=== TASK STATEMENT ===
Write out all of the data without omission, exactly as shown.

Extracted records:
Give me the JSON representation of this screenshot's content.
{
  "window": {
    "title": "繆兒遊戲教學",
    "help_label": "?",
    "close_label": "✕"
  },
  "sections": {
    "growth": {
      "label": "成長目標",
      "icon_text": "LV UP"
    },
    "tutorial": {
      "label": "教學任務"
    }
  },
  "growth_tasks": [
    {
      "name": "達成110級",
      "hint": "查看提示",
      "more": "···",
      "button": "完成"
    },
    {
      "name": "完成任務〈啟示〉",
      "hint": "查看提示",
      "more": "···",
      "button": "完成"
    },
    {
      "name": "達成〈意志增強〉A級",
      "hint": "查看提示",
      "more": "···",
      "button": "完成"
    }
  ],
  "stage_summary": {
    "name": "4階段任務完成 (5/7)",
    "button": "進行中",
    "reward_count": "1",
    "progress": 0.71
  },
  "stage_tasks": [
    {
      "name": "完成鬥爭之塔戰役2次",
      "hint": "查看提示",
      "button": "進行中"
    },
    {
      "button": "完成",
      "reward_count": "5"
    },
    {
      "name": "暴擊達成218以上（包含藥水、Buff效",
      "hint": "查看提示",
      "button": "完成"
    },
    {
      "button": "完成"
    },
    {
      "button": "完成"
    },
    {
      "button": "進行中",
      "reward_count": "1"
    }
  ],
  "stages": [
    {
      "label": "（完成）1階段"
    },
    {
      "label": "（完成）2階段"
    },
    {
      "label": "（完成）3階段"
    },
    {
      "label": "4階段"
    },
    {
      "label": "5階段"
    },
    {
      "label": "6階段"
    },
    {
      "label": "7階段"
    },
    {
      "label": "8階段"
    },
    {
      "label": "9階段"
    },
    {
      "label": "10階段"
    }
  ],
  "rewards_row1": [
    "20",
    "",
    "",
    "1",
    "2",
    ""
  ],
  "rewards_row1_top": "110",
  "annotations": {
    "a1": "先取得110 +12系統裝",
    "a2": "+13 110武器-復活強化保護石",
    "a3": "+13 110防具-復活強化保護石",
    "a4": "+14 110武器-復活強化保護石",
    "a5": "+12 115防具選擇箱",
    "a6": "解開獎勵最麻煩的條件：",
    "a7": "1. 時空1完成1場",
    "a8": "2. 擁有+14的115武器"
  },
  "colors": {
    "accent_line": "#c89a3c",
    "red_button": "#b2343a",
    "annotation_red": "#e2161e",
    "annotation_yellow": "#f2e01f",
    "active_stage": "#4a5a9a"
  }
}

=== RESULT OF THIS EXERCISE ===
Give me the JSON representation of this screenshot's content.
{
  "window": {
    "title": "繆兒遊戲教學",
    "help_label": "?",
    "close_label": "✕"
  },
  "sections": {
    "growth": {
      "label": "成長目標",
      "icon_text": "LV UP"
    },
    "tutorial": {
      "label": "教學任務"
    }
  },
  "growth_tasks": [
    {
      "name": "達成110級",
      "hint": "查看提示",
      "more": "···",
      "button": "完成"
    },
    {
      "name": "完成任務〈啟示〉",
      "hint": "查看提示",
      "more": "···",
      "button": "完成"
    },
    {
      "name": "達成〈意志增強〉A級",
      "hint": "查看提示",
      "more": "···",
      "button": "完成"
    }
  ],
  "stage_summary": {
    "name": "4階段任務完成 (5/7)",
    "button": "進行中",
    "reward_count": "1",
    "progress": 0.71
  },
  "stage_tasks": [
    {
      "name": "完成鬥爭之塔戰役2次",
      "hint": "查看提示",
      "button": "進行中"
    },
    {
      "button": "完成",
      "reward_count": "5"
    },
    {
      "name": "暴擊達成218以上（包含藥水、Buff效",
      "hint": "查看提示",
      "button": "完成"
    },
    {
      "button": "完成"
    },
    {
      "button": "完成"
    },
    {
      "button": "進行中",
      "reward_count": "1"
    }
  ],
  "stages": [
    {
      "label": "（完成）1階段"
    },
    {
      "label": "（完成）2階段"
    },
    {
      "label": "（完成）3階段"
    },
    {
      "label": "4階段"
    },
    {
      "label": "5階段"
    },
    {
      "label": "6階段"
    },
    {
      "label": "7階段"
    },
    {
      "label": "8階段"
    },
    {
      "label": "9階段"
    },
    {
      "label": "10階段"
    }
  ],
  "rewards_row1": [
    "20",
    "",
    "",
    "1",
    "2",
    ""
  ],
  "rewards_row1_top": "110",
  "annotations": {
    "a1": "先取得110 +12系統裝",
    "a2": "+13 110武器-復活強化保護石",
    "a3": "+13 110防具-復活強化保護石",
    "a4": "+14 110武器-復活強化保護石",
    "a5": "+12 115防具選擇箱",
    "a6": "解開獎勵最麻煩的條件：",
    "a7": "1. 時空1完成1場",
    "a8": "2. 擁有+14的115武器"
  },
  "colors": {
    "accent_line": "#c89a3c",
    "red_button": "#b2343a",
    "annotation_red": "#e2161e",
    "annotation_yellow": "#f2e01f",
    "active_stage": "#4a5a9a"
  }
}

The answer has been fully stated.